WHAT IS EXPECTED:
Select and reproduce each line of the listing below that bears the string "México".

Records contained in a dataset:
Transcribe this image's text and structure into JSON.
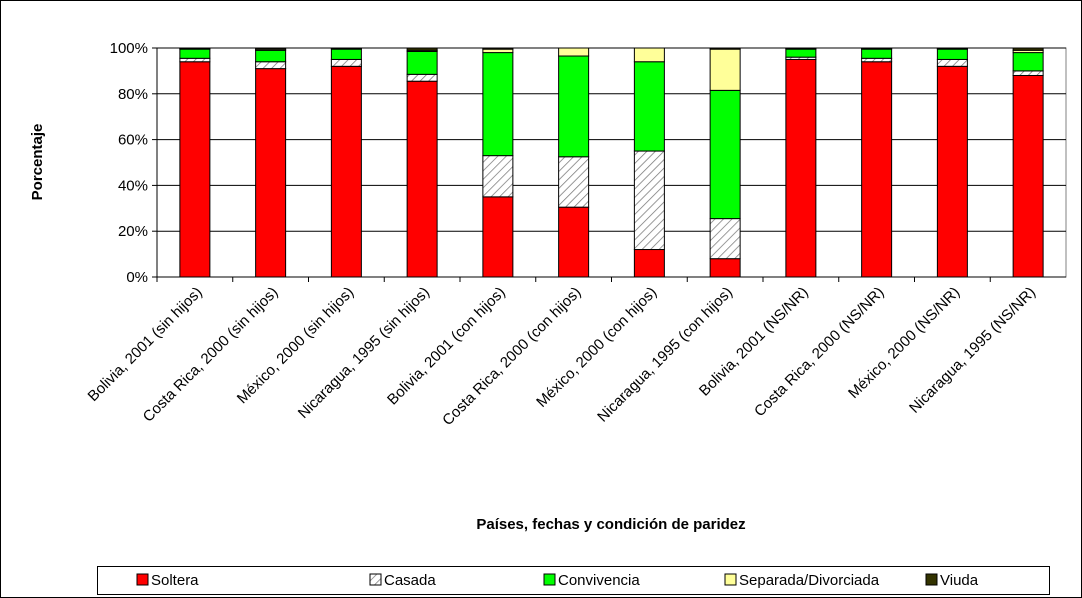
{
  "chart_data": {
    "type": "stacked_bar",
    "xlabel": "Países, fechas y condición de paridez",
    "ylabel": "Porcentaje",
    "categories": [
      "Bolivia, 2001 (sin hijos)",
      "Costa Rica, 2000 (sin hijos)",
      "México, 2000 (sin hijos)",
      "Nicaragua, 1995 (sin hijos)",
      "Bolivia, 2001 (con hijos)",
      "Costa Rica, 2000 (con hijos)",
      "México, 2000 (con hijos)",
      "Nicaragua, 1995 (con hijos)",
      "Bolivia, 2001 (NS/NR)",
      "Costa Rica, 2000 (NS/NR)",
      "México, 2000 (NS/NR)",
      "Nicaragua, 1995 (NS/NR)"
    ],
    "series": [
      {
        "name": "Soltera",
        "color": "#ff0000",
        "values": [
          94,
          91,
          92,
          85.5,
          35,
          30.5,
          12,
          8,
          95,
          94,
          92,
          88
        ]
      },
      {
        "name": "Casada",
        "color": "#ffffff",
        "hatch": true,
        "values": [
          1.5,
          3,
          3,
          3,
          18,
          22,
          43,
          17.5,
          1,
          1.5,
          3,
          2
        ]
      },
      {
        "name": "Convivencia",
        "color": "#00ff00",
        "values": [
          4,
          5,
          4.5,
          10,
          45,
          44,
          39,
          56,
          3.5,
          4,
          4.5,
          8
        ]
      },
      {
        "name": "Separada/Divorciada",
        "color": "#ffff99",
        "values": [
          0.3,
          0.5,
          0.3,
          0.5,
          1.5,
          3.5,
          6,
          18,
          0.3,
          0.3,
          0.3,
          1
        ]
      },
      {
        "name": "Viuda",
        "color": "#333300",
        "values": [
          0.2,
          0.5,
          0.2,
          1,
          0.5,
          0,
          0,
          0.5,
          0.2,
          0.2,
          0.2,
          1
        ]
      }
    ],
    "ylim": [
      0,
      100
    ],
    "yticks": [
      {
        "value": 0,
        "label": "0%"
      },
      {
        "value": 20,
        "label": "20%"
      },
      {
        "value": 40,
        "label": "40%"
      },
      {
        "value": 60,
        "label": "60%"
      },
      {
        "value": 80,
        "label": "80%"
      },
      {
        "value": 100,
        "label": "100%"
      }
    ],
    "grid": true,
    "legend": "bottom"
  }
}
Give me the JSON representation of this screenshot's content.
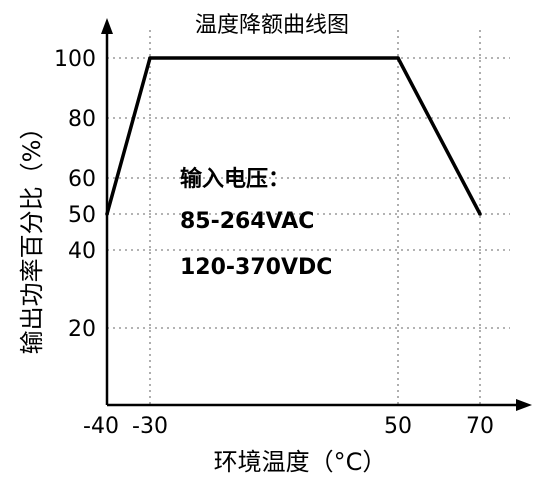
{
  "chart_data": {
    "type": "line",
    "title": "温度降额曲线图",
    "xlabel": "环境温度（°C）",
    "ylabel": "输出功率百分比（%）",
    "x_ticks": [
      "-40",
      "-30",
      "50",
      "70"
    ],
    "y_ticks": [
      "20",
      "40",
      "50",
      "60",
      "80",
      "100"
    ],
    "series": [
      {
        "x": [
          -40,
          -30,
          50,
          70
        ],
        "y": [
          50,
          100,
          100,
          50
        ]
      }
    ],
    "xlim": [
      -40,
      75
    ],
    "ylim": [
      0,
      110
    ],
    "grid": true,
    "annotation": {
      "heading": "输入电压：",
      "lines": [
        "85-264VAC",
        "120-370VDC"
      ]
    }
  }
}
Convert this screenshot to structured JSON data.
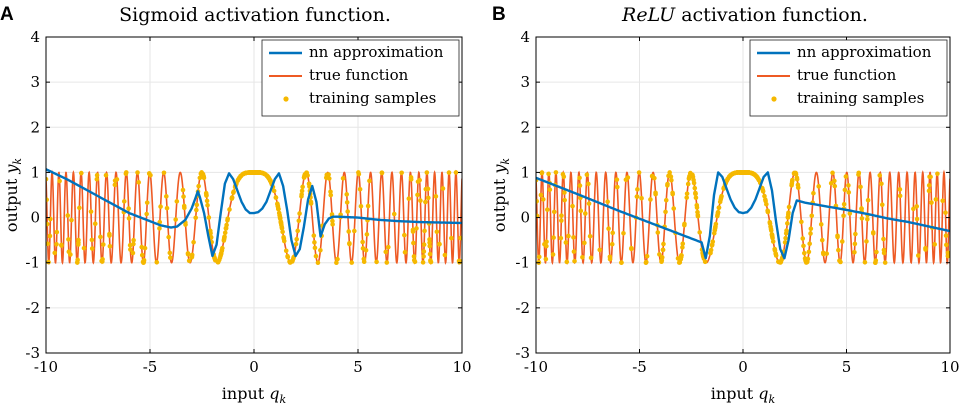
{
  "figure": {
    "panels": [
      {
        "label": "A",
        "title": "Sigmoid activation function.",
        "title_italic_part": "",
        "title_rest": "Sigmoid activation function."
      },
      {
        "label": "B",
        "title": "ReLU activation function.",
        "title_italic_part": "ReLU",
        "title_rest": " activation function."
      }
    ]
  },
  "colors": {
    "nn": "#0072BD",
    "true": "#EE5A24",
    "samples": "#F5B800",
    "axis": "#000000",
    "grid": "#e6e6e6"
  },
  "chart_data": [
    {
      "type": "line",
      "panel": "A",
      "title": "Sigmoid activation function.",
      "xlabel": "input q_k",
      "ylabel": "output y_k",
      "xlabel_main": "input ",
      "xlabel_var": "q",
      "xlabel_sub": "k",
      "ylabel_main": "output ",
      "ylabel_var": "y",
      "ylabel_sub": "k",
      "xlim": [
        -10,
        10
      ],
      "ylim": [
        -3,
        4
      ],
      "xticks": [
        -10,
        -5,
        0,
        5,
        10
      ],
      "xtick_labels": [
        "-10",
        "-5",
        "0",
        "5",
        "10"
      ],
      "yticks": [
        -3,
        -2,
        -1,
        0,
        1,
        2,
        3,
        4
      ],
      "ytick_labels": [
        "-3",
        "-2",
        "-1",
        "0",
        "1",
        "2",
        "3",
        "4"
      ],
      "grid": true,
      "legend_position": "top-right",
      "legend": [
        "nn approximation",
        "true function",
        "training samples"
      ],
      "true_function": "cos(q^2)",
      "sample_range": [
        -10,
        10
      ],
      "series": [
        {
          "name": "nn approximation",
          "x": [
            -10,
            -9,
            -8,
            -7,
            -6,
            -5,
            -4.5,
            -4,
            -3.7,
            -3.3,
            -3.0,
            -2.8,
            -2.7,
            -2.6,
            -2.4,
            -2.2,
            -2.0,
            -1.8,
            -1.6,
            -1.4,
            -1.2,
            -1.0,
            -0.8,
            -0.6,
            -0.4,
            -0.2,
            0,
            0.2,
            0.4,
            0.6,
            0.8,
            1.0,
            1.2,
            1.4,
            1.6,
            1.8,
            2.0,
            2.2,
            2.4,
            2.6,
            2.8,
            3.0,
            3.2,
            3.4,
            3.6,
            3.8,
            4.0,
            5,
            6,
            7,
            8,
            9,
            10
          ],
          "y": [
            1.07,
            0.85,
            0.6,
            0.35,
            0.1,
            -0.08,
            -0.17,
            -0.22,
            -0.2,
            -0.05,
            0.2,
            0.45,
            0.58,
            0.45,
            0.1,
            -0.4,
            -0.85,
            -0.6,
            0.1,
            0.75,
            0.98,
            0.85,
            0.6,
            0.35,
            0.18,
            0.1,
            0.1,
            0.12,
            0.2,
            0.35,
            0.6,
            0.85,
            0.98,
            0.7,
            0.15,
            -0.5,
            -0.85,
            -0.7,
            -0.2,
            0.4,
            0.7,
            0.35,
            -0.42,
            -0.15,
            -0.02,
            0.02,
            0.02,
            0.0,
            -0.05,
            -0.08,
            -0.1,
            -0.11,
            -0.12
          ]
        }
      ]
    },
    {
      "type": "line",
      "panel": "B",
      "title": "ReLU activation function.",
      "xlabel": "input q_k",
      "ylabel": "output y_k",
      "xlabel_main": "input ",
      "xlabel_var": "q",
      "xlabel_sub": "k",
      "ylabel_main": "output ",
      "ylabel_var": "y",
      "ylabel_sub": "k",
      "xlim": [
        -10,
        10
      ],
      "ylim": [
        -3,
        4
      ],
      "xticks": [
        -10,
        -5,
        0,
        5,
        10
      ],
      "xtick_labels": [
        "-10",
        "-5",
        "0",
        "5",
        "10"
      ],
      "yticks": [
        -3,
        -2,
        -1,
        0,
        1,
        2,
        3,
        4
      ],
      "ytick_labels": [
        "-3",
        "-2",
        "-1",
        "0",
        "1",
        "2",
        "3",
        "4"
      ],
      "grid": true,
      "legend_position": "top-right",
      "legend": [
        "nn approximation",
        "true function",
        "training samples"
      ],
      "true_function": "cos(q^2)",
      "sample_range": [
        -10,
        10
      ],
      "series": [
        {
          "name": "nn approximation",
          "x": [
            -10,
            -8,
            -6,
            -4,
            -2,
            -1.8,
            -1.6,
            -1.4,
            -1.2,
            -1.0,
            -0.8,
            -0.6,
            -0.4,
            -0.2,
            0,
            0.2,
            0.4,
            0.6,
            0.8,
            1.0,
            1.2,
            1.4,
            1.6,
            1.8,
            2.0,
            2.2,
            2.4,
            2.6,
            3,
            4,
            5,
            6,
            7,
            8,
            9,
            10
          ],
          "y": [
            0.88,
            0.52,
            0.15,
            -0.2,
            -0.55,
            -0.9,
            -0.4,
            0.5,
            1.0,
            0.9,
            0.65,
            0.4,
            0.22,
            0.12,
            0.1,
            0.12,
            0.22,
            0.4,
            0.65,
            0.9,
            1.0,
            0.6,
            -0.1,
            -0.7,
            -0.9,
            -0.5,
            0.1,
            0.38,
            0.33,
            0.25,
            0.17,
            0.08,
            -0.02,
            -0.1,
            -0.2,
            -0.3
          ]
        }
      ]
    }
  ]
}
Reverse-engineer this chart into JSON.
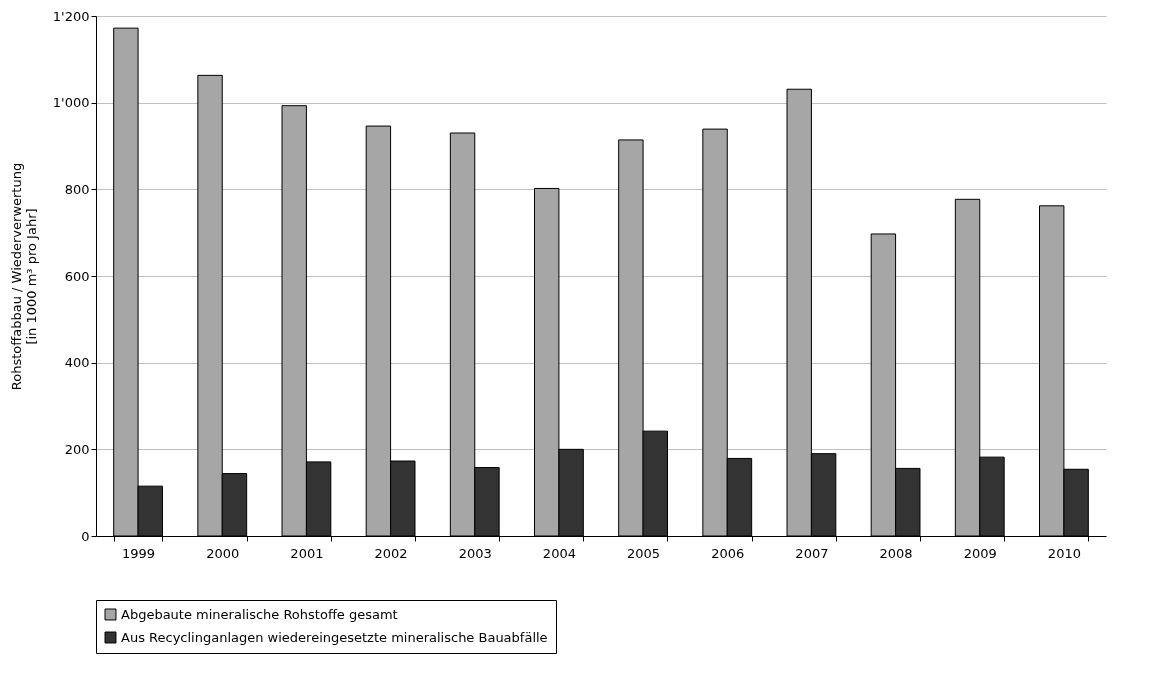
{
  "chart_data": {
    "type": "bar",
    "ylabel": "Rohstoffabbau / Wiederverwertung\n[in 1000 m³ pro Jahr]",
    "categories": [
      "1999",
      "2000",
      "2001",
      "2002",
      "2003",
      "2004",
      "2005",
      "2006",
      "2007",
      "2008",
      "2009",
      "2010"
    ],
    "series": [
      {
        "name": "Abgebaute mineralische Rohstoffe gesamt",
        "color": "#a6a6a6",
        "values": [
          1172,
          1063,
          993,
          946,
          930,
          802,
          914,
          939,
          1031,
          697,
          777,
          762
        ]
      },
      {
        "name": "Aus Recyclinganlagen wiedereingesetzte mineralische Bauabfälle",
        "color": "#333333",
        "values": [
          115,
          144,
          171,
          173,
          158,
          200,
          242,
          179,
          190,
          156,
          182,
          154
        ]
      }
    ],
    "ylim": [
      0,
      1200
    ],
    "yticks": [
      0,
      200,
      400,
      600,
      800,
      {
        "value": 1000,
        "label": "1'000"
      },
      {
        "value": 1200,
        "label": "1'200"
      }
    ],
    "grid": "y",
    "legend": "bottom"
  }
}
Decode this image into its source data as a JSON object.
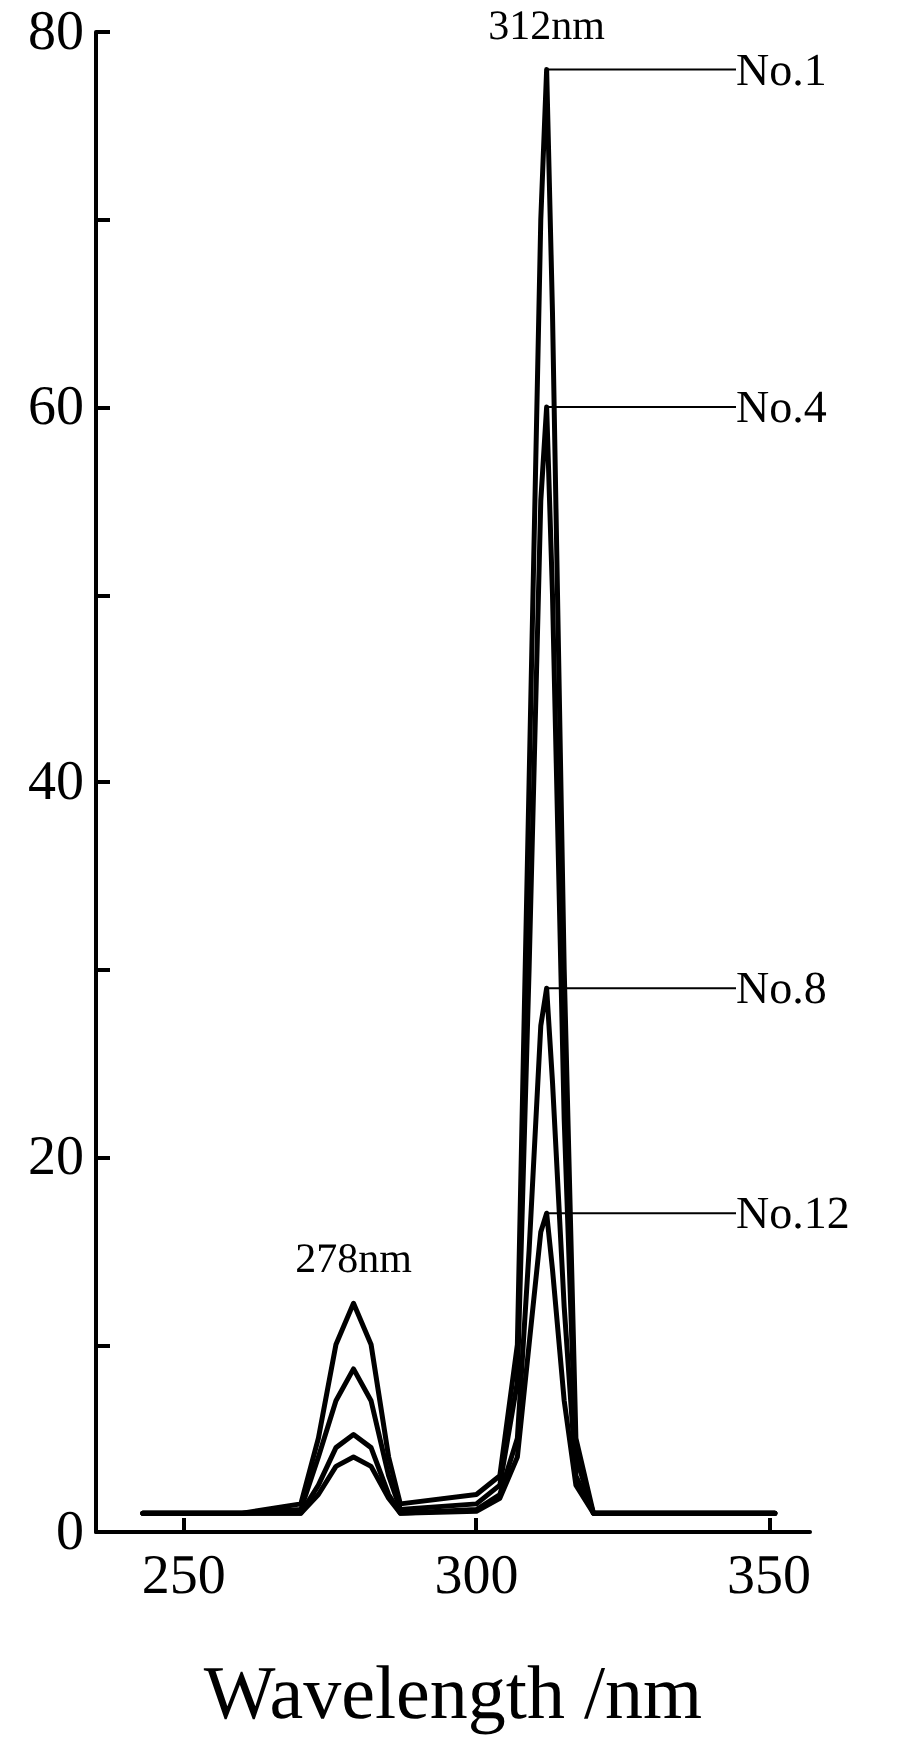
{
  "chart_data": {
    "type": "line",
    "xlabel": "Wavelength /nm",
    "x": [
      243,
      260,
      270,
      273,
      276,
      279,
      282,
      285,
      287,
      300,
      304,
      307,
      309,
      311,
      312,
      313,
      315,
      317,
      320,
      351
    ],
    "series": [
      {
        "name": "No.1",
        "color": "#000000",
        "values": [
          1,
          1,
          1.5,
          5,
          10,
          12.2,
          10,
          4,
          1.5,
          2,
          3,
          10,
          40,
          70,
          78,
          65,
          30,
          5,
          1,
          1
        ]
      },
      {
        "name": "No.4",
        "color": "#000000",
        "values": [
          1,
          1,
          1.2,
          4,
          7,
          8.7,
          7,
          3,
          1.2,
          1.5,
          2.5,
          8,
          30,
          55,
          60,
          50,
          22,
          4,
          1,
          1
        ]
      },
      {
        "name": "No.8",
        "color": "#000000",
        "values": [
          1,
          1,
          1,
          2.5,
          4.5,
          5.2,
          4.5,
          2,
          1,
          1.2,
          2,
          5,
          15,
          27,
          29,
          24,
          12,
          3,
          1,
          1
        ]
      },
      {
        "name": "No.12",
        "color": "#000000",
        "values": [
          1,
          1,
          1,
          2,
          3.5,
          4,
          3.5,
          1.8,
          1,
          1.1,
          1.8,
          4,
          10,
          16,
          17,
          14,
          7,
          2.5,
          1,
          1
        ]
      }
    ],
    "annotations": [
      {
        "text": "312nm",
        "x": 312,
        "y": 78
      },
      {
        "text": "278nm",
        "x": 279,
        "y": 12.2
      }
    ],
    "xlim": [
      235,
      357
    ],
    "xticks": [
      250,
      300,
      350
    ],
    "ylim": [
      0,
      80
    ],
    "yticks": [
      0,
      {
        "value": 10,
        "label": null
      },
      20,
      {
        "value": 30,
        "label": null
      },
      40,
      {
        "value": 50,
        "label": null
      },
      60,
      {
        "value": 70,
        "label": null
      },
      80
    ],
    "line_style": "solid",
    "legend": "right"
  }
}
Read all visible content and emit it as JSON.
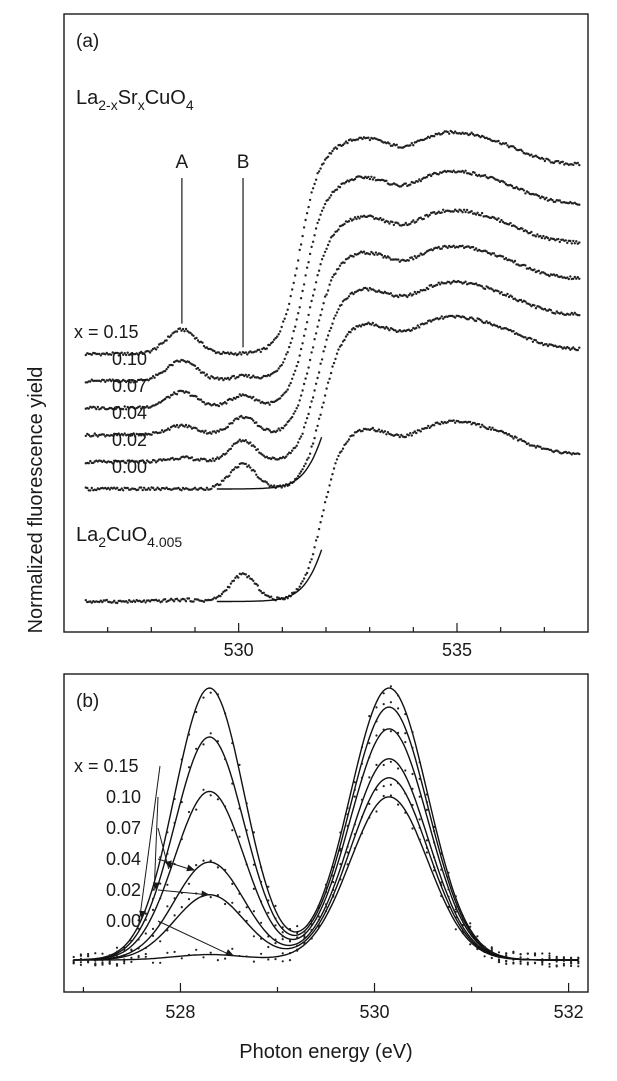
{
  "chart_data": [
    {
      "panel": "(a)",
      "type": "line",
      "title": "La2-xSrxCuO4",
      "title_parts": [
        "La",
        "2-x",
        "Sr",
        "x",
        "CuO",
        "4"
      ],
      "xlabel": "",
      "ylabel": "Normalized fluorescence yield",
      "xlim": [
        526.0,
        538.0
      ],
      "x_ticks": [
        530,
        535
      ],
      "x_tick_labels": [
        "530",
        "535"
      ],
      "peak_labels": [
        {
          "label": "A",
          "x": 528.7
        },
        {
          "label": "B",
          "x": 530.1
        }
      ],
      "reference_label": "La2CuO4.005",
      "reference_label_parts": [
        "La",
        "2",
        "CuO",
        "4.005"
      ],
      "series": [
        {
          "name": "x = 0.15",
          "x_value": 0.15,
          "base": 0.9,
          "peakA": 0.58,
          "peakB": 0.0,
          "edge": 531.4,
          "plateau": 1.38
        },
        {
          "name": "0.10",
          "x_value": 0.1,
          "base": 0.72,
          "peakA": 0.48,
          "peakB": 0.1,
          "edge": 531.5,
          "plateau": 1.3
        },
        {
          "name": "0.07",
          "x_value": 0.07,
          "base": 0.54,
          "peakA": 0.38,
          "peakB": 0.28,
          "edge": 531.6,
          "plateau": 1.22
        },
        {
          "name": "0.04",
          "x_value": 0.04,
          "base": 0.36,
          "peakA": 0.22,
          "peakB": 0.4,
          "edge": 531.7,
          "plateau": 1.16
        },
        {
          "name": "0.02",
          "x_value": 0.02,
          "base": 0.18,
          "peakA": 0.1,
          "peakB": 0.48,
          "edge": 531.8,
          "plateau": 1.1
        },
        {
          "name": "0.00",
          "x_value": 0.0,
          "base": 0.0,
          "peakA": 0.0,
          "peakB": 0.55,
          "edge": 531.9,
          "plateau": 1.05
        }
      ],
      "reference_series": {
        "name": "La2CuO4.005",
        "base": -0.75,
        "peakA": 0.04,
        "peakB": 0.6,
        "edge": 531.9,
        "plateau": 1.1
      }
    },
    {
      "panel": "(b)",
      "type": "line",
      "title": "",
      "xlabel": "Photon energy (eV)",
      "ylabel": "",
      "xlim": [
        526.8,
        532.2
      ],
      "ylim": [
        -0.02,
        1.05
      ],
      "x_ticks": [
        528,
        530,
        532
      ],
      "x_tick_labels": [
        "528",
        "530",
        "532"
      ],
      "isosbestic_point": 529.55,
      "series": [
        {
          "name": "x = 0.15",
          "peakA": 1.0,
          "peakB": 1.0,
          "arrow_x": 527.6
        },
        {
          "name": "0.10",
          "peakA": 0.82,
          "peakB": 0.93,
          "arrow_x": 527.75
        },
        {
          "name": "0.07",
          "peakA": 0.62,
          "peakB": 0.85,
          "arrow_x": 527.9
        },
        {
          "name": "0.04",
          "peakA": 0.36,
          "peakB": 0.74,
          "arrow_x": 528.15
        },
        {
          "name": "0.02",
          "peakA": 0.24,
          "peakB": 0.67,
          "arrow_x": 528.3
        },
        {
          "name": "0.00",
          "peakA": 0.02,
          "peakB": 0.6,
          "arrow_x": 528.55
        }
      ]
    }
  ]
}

CORRECT OUTPUT:
      "México, 2000 (sin hijos)",
      "México, 2000 (con hijos)",
      "México, 2000 (NS/NR)",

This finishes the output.